**Directive**: Write the records out again, precisely as they stand.

# Material shown start

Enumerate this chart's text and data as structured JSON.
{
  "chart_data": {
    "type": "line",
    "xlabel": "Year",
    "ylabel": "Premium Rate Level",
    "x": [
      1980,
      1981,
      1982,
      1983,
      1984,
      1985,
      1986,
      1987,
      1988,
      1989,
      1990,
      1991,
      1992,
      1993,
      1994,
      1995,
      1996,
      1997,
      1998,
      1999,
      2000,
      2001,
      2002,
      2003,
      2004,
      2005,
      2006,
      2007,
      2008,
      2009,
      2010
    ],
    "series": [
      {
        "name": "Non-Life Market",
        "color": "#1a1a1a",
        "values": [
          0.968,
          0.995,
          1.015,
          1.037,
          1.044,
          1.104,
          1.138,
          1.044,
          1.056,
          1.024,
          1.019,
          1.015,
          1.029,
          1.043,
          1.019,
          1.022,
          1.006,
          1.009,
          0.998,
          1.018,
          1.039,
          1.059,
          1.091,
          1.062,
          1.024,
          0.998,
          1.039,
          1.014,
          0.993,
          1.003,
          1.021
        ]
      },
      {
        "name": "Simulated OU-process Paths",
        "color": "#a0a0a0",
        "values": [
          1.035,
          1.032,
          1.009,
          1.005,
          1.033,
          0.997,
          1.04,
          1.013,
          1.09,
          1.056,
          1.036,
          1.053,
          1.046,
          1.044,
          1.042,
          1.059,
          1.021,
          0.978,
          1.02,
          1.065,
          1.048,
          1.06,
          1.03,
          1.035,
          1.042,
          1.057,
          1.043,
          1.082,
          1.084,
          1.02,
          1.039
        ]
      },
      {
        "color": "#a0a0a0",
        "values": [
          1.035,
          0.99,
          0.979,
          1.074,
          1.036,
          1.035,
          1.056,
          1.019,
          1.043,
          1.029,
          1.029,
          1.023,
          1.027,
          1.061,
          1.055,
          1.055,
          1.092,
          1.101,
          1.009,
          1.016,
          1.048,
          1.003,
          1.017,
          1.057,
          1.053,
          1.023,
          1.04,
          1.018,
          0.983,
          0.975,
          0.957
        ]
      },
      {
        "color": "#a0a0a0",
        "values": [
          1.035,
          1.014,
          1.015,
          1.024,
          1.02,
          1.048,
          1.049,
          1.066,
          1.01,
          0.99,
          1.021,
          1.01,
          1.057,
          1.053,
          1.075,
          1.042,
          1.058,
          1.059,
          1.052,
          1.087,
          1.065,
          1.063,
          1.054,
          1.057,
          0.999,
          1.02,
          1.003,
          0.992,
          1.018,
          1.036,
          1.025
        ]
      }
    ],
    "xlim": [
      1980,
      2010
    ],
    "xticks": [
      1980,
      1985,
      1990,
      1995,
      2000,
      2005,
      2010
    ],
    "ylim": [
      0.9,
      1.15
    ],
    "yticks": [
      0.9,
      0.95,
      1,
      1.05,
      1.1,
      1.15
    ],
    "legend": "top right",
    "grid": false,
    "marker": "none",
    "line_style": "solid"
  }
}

# Material shown end

**Task output**:
Enumerate this chart's text and data as structured JSON.
{
  "chart_data": {
    "type": "line",
    "xlabel": "Year",
    "ylabel": "Premium Rate Level",
    "x": [
      1980,
      1981,
      1982,
      1983,
      1984,
      1985,
      1986,
      1987,
      1988,
      1989,
      1990,
      1991,
      1992,
      1993,
      1994,
      1995,
      1996,
      1997,
      1998,
      1999,
      2000,
      2001,
      2002,
      2003,
      2004,
      2005,
      2006,
      2007,
      2008,
      2009,
      2010
    ],
    "series": [
      {
        "name": "Non-Life Market",
        "color": "#1a1a1a",
        "values": [
          0.968,
          0.995,
          1.015,
          1.037,
          1.044,
          1.104,
          1.138,
          1.044,
          1.056,
          1.024,
          1.019,
          1.015,
          1.029,
          1.043,
          1.019,
          1.022,
          1.006,
          1.009,
          0.998,
          1.018,
          1.039,
          1.059,
          1.091,
          1.062,
          1.024,
          0.998,
          1.039,
          1.014,
          0.993,
          1.003,
          1.021
        ]
      },
      {
        "name": "Simulated OU-process Paths",
        "color": "#a0a0a0",
        "values": [
          1.035,
          1.032,
          1.009,
          1.005,
          1.033,
          0.997,
          1.04,
          1.013,
          1.09,
          1.056,
          1.036,
          1.053,
          1.046,
          1.044,
          1.042,
          1.059,
          1.021,
          0.978,
          1.02,
          1.065,
          1.048,
          1.06,
          1.03,
          1.035,
          1.042,
          1.057,
          1.043,
          1.082,
          1.084,
          1.02,
          1.039
        ]
      },
      {
        "color": "#a0a0a0",
        "values": [
          1.035,
          0.99,
          0.979,
          1.074,
          1.036,
          1.035,
          1.056,
          1.019,
          1.043,
          1.029,
          1.029,
          1.023,
          1.027,
          1.061,
          1.055,
          1.055,
          1.092,
          1.101,
          1.009,
          1.016,
          1.048,
          1.003,
          1.017,
          1.057,
          1.053,
          1.023,
          1.04,
          1.018,
          0.983,
          0.975,
          0.957
        ]
      },
      {
        "color": "#a0a0a0",
        "values": [
          1.035,
          1.014,
          1.015,
          1.024,
          1.02,
          1.048,
          1.049,
          1.066,
          1.01,
          0.99,
          1.021,
          1.01,
          1.057,
          1.053,
          1.075,
          1.042,
          1.058,
          1.059,
          1.052,
          1.087,
          1.065,
          1.063,
          1.054,
          1.057,
          0.999,
          1.02,
          1.003,
          0.992,
          1.018,
          1.036,
          1.025
        ]
      }
    ],
    "xlim": [
      1980,
      2010
    ],
    "xticks": [
      1980,
      1985,
      1990,
      1995,
      2000,
      2005,
      2010
    ],
    "ylim": [
      0.9,
      1.15
    ],
    "yticks": [
      0.9,
      0.95,
      1,
      1.05,
      1.1,
      1.15
    ],
    "legend": "top right",
    "grid": false,
    "marker": "none",
    "line_style": "solid"
  }
}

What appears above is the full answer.